## 抜粋
──────────

前回は、法人を利用した相続対策のスケジュール感について説明しました。今回は、突然の相続に備えてリスクを分散する方法について見ていきます。

複数年にわたる金銭債権の贈与を活用する

前回の続きです。いくら帳簿価格と相続税評価額の逆転が起こるとはいえ、「いつ相続が起きるかなんてわからないじゃないか」という意見も、もっともなことだと思います。そういう場合は、「建物の半分だけ法人化する」などでリスクを分散する方法もあります。

 

1階がテナントで2階以上が居住用の賃貸マンションになっている建物なら、賃料の高い1階だけを法人化し、2階以上は個人所有のままでいくなど、アレンジはいくらでも可能です。

 

しかし、この課題をもっとスマートに解決する方法もあります。それは贈与を使うことです。

──────────

## 挑戦課題 1
上の相続対策に関する抜粋のうち、「複数年にわたる金銭債権の贈与を活用する」から「レンジはいくらでも可能です。」までの部分を、そのまま再掲してください。

[要素の領域一覧]
──────────

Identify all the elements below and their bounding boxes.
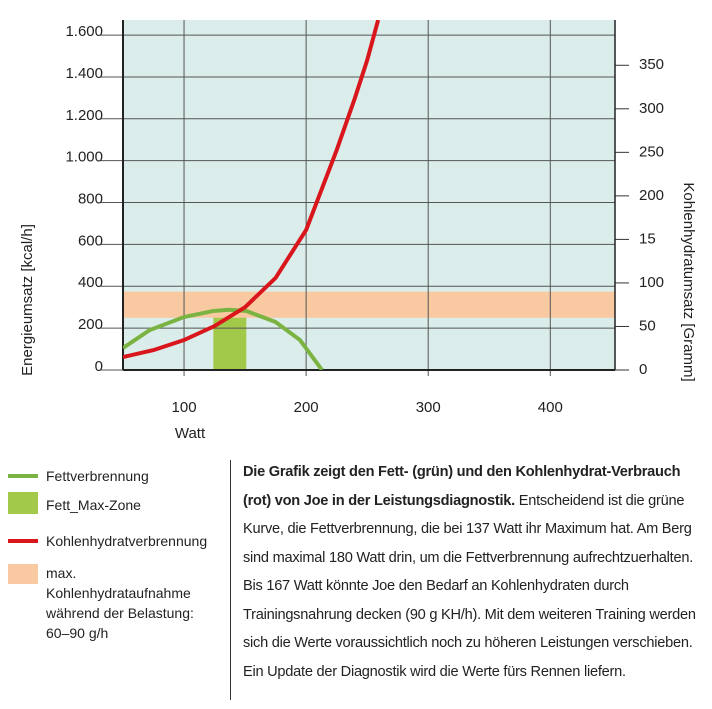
y2-tick-label: 50 xyxy=(639,317,656,334)
legend-fat-swatch xyxy=(8,474,38,478)
x-tick-label: 200 xyxy=(294,399,319,416)
caption: Die Grafik zeigt den Fett- (grün) und de… xyxy=(243,458,708,686)
y2-tick-label: 15 xyxy=(639,230,656,247)
y2-tick-label: 350 xyxy=(639,56,664,73)
y2-tick-label: 100 xyxy=(639,274,664,291)
x-axis-label: Watt xyxy=(175,425,206,442)
y-tick-label: 600 xyxy=(78,232,103,249)
line-series xyxy=(123,20,381,359)
caption-text: Entscheidend ist die grüne Kurve, die Fe… xyxy=(243,492,696,680)
y-tick-label: 200 xyxy=(78,316,103,333)
y2-tick-label: 300 xyxy=(639,100,664,117)
caption-bold: Die Grafik zeigt den Fett- (grün) und de… xyxy=(243,464,681,509)
y-tick-label: 1.400 xyxy=(65,65,103,82)
y-tick-label: 1.000 xyxy=(65,149,103,166)
y-tick-label: 800 xyxy=(78,191,103,208)
y-axis-label: Energieumsatz [kcal/h] xyxy=(19,224,36,376)
y-tick-label: 1.200 xyxy=(65,107,103,124)
zone xyxy=(213,309,247,370)
legend-carb-swatch xyxy=(8,539,38,543)
x-tick-label: 400 xyxy=(538,399,563,416)
legend-band: max. Kohlenhydrataufnahme während der Be… xyxy=(46,565,194,641)
x-tick-label: 300 xyxy=(416,399,441,416)
legend-fat: Fettverbrennung xyxy=(46,468,149,484)
line-series xyxy=(123,307,324,370)
y-tick-label: 400 xyxy=(78,274,103,291)
legend-zone-swatch xyxy=(8,492,38,514)
x-tick-label: 100 xyxy=(172,399,197,416)
y-tick-label: 1.600 xyxy=(65,23,103,40)
legend-band-swatch xyxy=(8,564,38,584)
divider xyxy=(230,460,231,700)
chart: Energieumsatz [kcal/h] Kohlenhydratumsat… xyxy=(19,20,697,442)
y2-axis-label: Kohlenhydratumsatz [Gramm] xyxy=(680,182,697,381)
legend-carb: Kohlenhydratverbrennung xyxy=(46,533,208,549)
y2-tick-label: 250 xyxy=(639,143,664,160)
y2-tick-label: 0 xyxy=(639,361,647,378)
legend-zone: Fett_Max-Zone xyxy=(46,497,141,513)
y-tick-label: 0 xyxy=(95,358,103,375)
y2-tick-label: 200 xyxy=(639,187,664,204)
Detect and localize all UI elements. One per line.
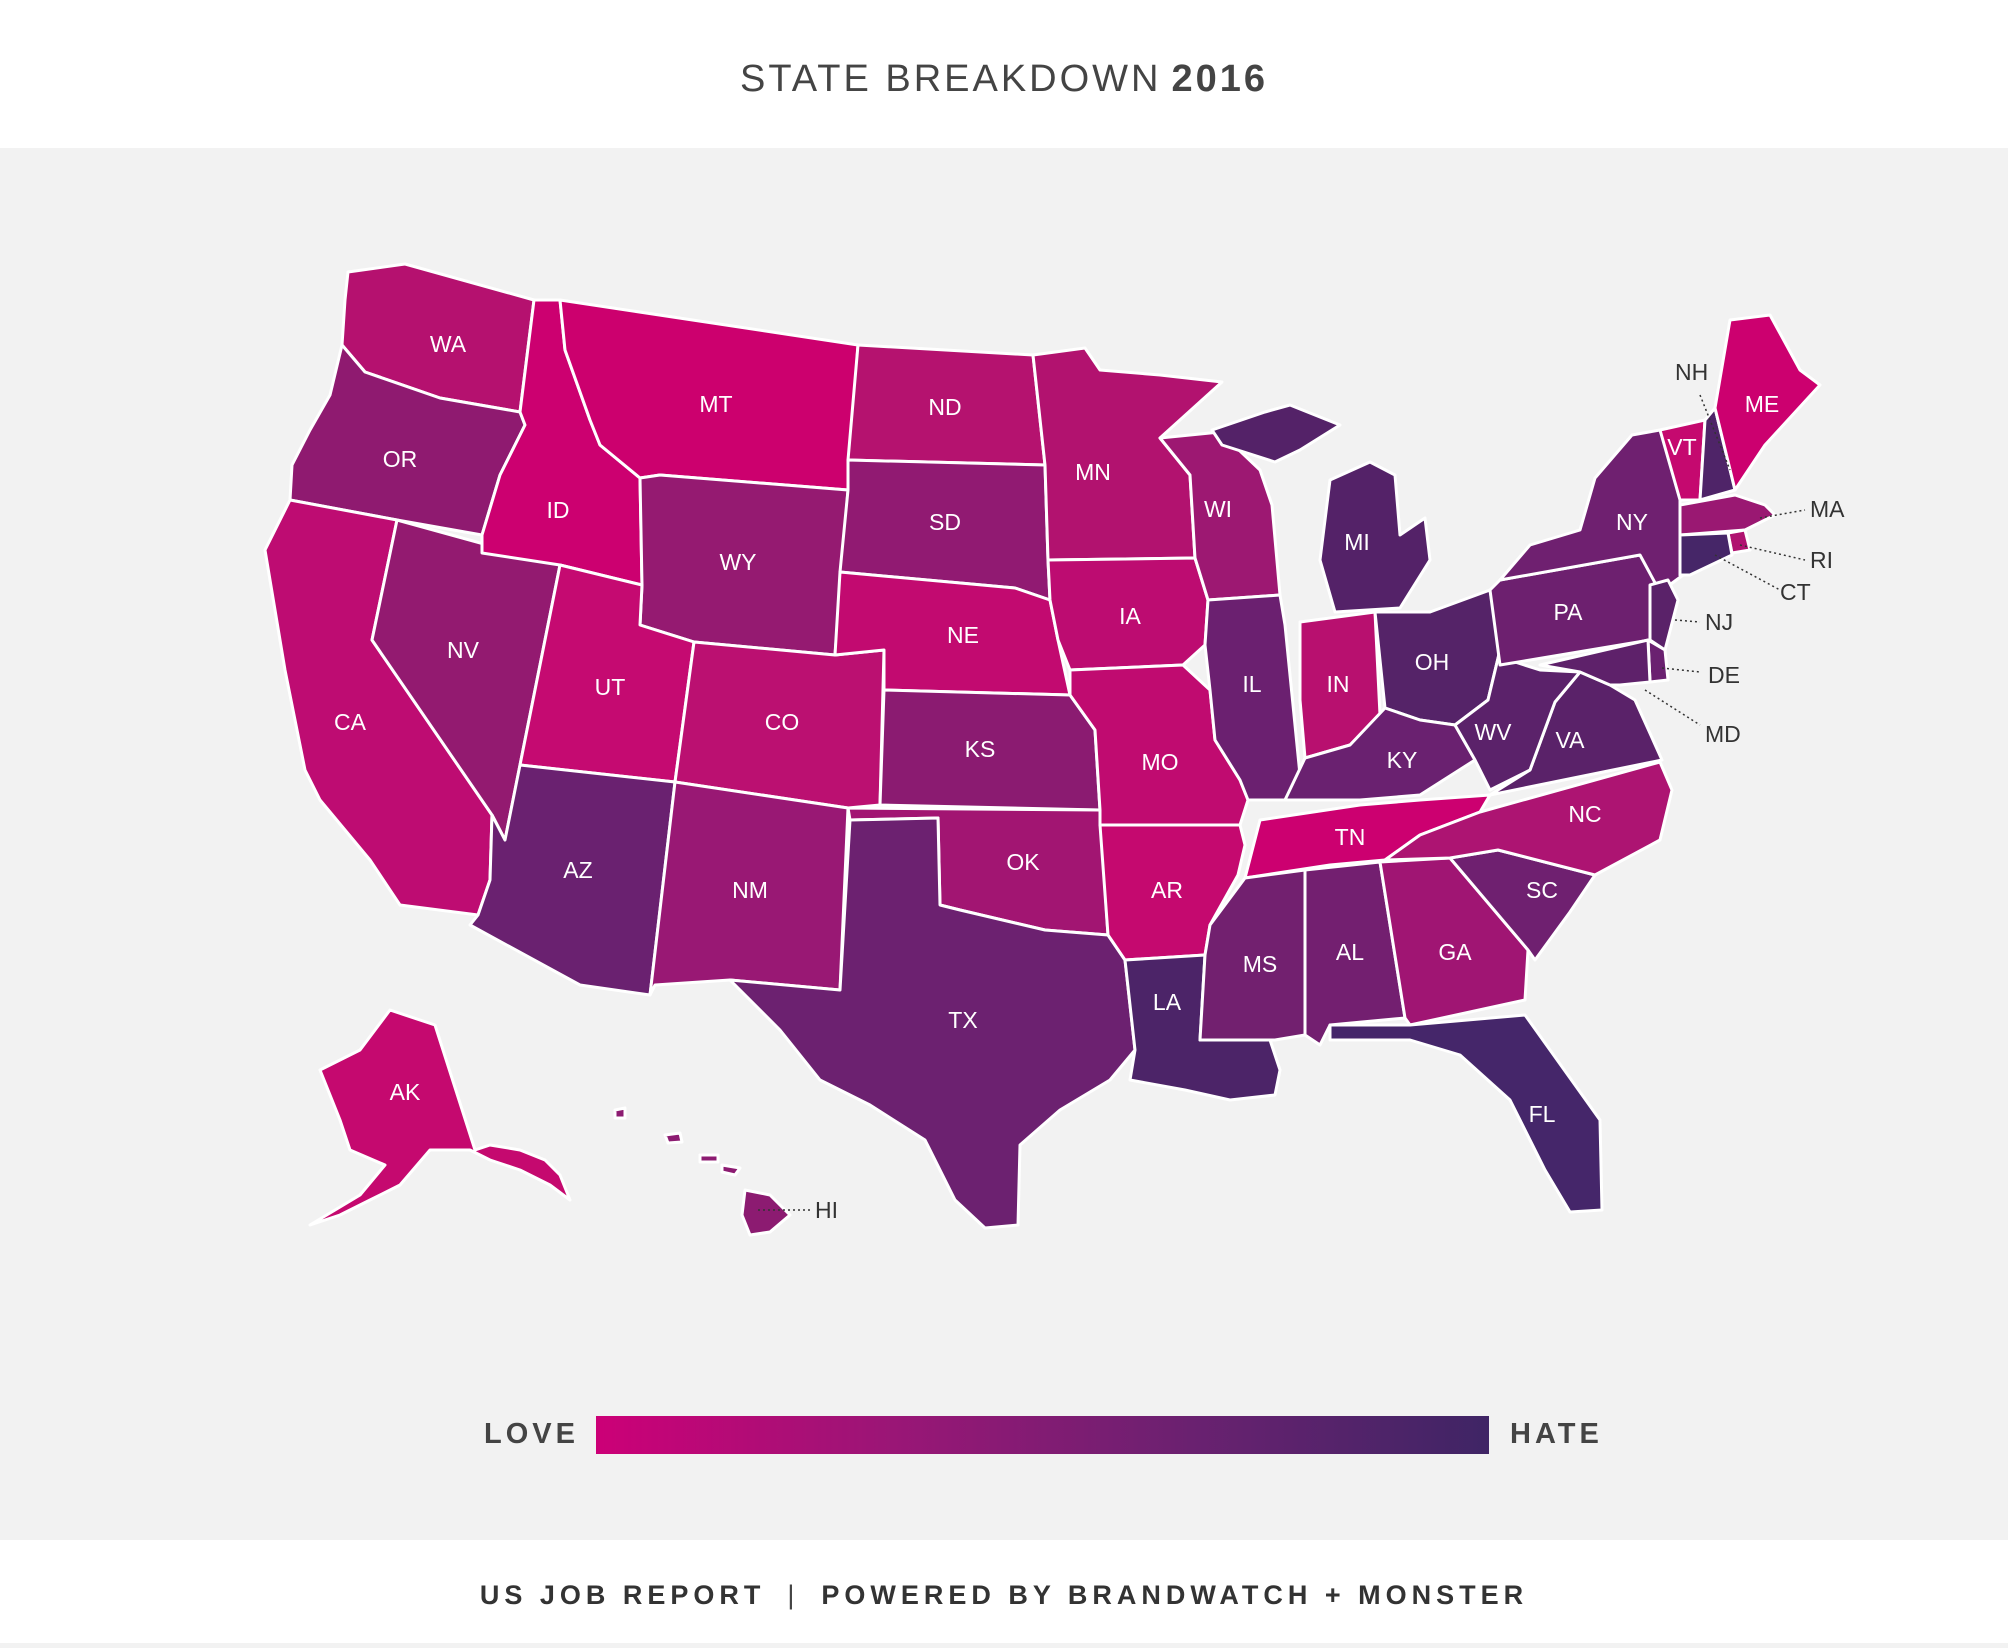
state-NJ[interactable] — [1648, 578, 1680, 652]
state-FL[interactable] — [1328, 1013, 1604, 1214]
state-label-KY: KY — [1387, 747, 1418, 773]
title-year: 2016 — [1171, 58, 1269, 100]
state-label-SC: SC — [1526, 877, 1558, 903]
state-label-MS: MS — [1243, 951, 1278, 977]
header-panel — [0, 0, 2008, 148]
state-AK[interactable] — [308, 1008, 572, 1227]
state-label-UT: UT — [595, 674, 626, 700]
state-label-ME: ME — [1745, 391, 1780, 417]
state-label-NY: NY — [1616, 509, 1648, 535]
state-label-OK: OK — [1006, 849, 1040, 875]
state-label-CA: CA — [334, 709, 367, 735]
legend-hate-label: HATE — [1510, 1418, 1603, 1450]
state-label-OR: OR — [383, 446, 418, 472]
state-label-GA: GA — [1438, 939, 1472, 965]
state-HI[interactable] — [613, 1106, 792, 1237]
footer-credit: US JOB REPORT | POWERED BY BRANDWATCH + MO… — [0, 1580, 2008, 1611]
state-label-SD: SD — [929, 509, 961, 535]
callout-lines — [758, 394, 1806, 1211]
state-label-IA: IA — [1119, 603, 1141, 629]
footer-report-name: US JOB REPORT — [479, 1580, 766, 1610]
state-MD[interactable] — [1538, 638, 1652, 687]
title-text: STATE BREAKDOWN — [739, 58, 1162, 100]
state-label-WY: WY — [719, 549, 756, 575]
state-label-WI: WI — [1204, 496, 1232, 522]
state-MA[interactable] — [1678, 493, 1777, 537]
state-label-IN: IN — [1327, 671, 1350, 697]
state-label-DE: DE — [1708, 662, 1740, 688]
state-ME[interactable] — [1713, 313, 1822, 492]
state-label-AK: AK — [390, 1079, 421, 1105]
state-labels: WA OR CA NV ID MT WY UT AZ CO NM ND SD N… — [334, 331, 1779, 1127]
state-IL[interactable] — [1203, 593, 1302, 802]
state-label-KS: KS — [965, 736, 996, 762]
legend-gradient-bar — [596, 1416, 1489, 1454]
footer-separator: | — [787, 1580, 800, 1610]
state-label-RI: RI — [1810, 547, 1833, 573]
state-label-CT: CT — [1780, 579, 1811, 605]
state-label-VA: VA — [1556, 727, 1586, 753]
state-label-MN: MN — [1075, 459, 1111, 485]
state-label-HI: HI — [815, 1197, 838, 1223]
state-label-AZ: AZ — [563, 857, 592, 883]
state-label-CO: CO — [765, 709, 800, 735]
callout-labels: NH MA RI CT NJ DE MD HI — [815, 359, 1845, 1223]
state-MO[interactable] — [1068, 663, 1250, 827]
state-label-AR: AR — [1151, 877, 1183, 903]
state-label-OH: OH — [1415, 649, 1450, 675]
state-label-NH: NH — [1675, 359, 1708, 385]
state-label-NV: NV — [447, 637, 480, 663]
state-label-PA: PA — [1554, 599, 1584, 625]
state-MI[interactable] — [1210, 403, 1432, 614]
legend-love-label: LOVE — [484, 1418, 579, 1450]
state-label-NE: NE — [947, 622, 979, 648]
state-label-WA: WA — [430, 331, 467, 357]
state-label-ND: ND — [928, 394, 961, 420]
state-label-MI: MI — [1344, 529, 1370, 555]
state-label-FL: FL — [1529, 1101, 1556, 1127]
state-label-MD: MD — [1705, 721, 1741, 747]
state-label-WV: WV — [1474, 719, 1512, 745]
footer-panel — [0, 1540, 2008, 1643]
footer-powered-by: POWERED BY BRANDWATCH + MONSTER — [821, 1580, 1529, 1610]
state-label-LA: LA — [1153, 989, 1182, 1015]
state-label-TX: TX — [948, 1007, 977, 1033]
state-label-MA: MA — [1810, 496, 1845, 522]
state-label-MT: MT — [699, 391, 732, 417]
state-label-ID: ID — [547, 497, 570, 523]
state-label-IL: IL — [1242, 671, 1261, 697]
state-label-AL: AL — [1336, 939, 1364, 965]
state-label-NC: NC — [1568, 801, 1601, 827]
state-label-TN: TN — [1335, 824, 1366, 850]
state-label-NM: NM — [732, 877, 768, 903]
state-NC[interactable] — [1383, 760, 1674, 877]
page-title: STATE BREAKDOWN 2016 — [0, 58, 2008, 101]
state-label-VT: VT — [1667, 434, 1696, 460]
state-TX[interactable] — [728, 816, 1137, 1230]
state-label-NJ: NJ — [1705, 609, 1733, 635]
state-CT[interactable] — [1678, 531, 1734, 577]
state-label-MO: MO — [1141, 749, 1178, 775]
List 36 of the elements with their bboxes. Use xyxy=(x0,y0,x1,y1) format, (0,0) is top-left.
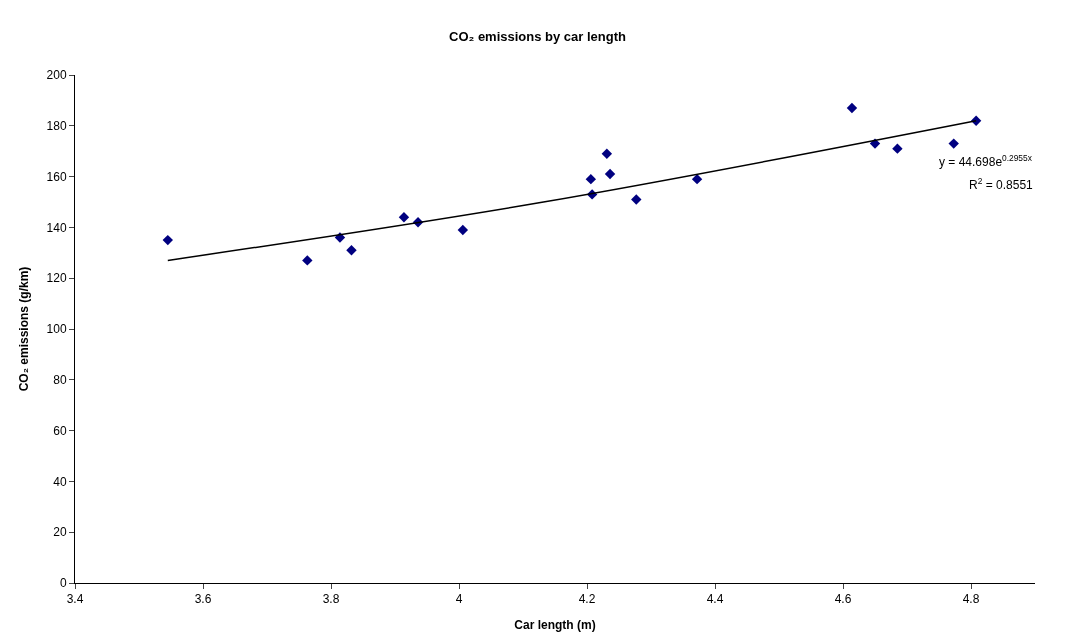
y-tick-label: 0 xyxy=(59,576,67,591)
x-tick-label: 3.4 xyxy=(66,592,84,607)
x-axis-title: Car length (m) xyxy=(514,618,596,633)
point xyxy=(457,224,469,236)
y-tick-label: 160 xyxy=(46,169,67,184)
point xyxy=(948,138,959,149)
point xyxy=(604,168,616,180)
point xyxy=(846,102,858,114)
x-tick-label: 4.6 xyxy=(834,592,852,607)
point xyxy=(302,255,313,266)
y-tick-label: 80 xyxy=(53,373,67,387)
x-tick-label: 3.8 xyxy=(322,592,340,607)
y-tick-label: 40 xyxy=(53,474,67,489)
point xyxy=(631,194,642,205)
y-tick-label: 140 xyxy=(46,220,67,235)
y-axis-title: CO₂ emissions (g/km) xyxy=(16,266,31,392)
chart-title: CO₂ emissions by car length xyxy=(449,29,627,45)
point xyxy=(585,173,597,185)
y-tick-label: 60 xyxy=(53,423,67,438)
x-tick-label: 3.6 xyxy=(194,592,212,607)
annotation: R$^{2}$ = 0.8551 xyxy=(969,176,1034,193)
y-tick-label: 180 xyxy=(46,119,67,133)
point xyxy=(892,143,903,154)
y-tick-label: 120 xyxy=(46,271,67,286)
x-tick-label: 4.2 xyxy=(578,592,596,607)
x-tick-label: 4 xyxy=(455,592,463,607)
annotation: y = 44.698e$^{0.2955x}$ xyxy=(939,153,1033,170)
x-tick-label: 4.4 xyxy=(706,592,724,607)
point xyxy=(601,148,613,159)
y-tick-label: 200 xyxy=(46,68,67,83)
point xyxy=(162,234,173,246)
point xyxy=(398,212,410,223)
x-tick-label: 4.8 xyxy=(962,592,980,607)
y-tick-label: 100 xyxy=(46,322,67,337)
y-tick-label: 20 xyxy=(53,525,67,540)
point xyxy=(346,245,357,256)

──────────

## 挑戦課題 2
上の記録のうち、「y-tick-label: 0 xyxy=(59,576,67,591)」を含む行から「point xyxy=(604,168,616,180)」を含む行までを、両端の行も含めて一字一句違えずに書き写してください。

## 課題の解答 1
複数年にわたる金銭債権の贈与を活用する

前回の続きです。いくら帳簿価格と相続税評価額の逆転が起こるとはいえ、「いつ相続が起きるかなんてわからないじゃないか」という意見も、もっともなことだと思います。そういう場合は、「建物の半分だけ法人化する」などでリスクを分散する方法もあります。

 

1階がテナントで2階以上が居住用の賃貸マンションになっている建物なら、賃料の高い1階だけを法人化し、2階以上は個人所有のままでいくなど、アレンジはいくらでも可能です。

## 課題の解答 2
y-tick-label: 0 xyxy=(59,576,67,591)
x-tick-label: 3.4 xyxy=(66,592,84,607)
x-axis-title: Car length (m) xyxy=(514,618,596,633)
point xyxy=(457,224,469,236)
y-tick-label: 160 xyxy=(46,169,67,184)
point xyxy=(948,138,959,149)
point xyxy=(604,168,616,180)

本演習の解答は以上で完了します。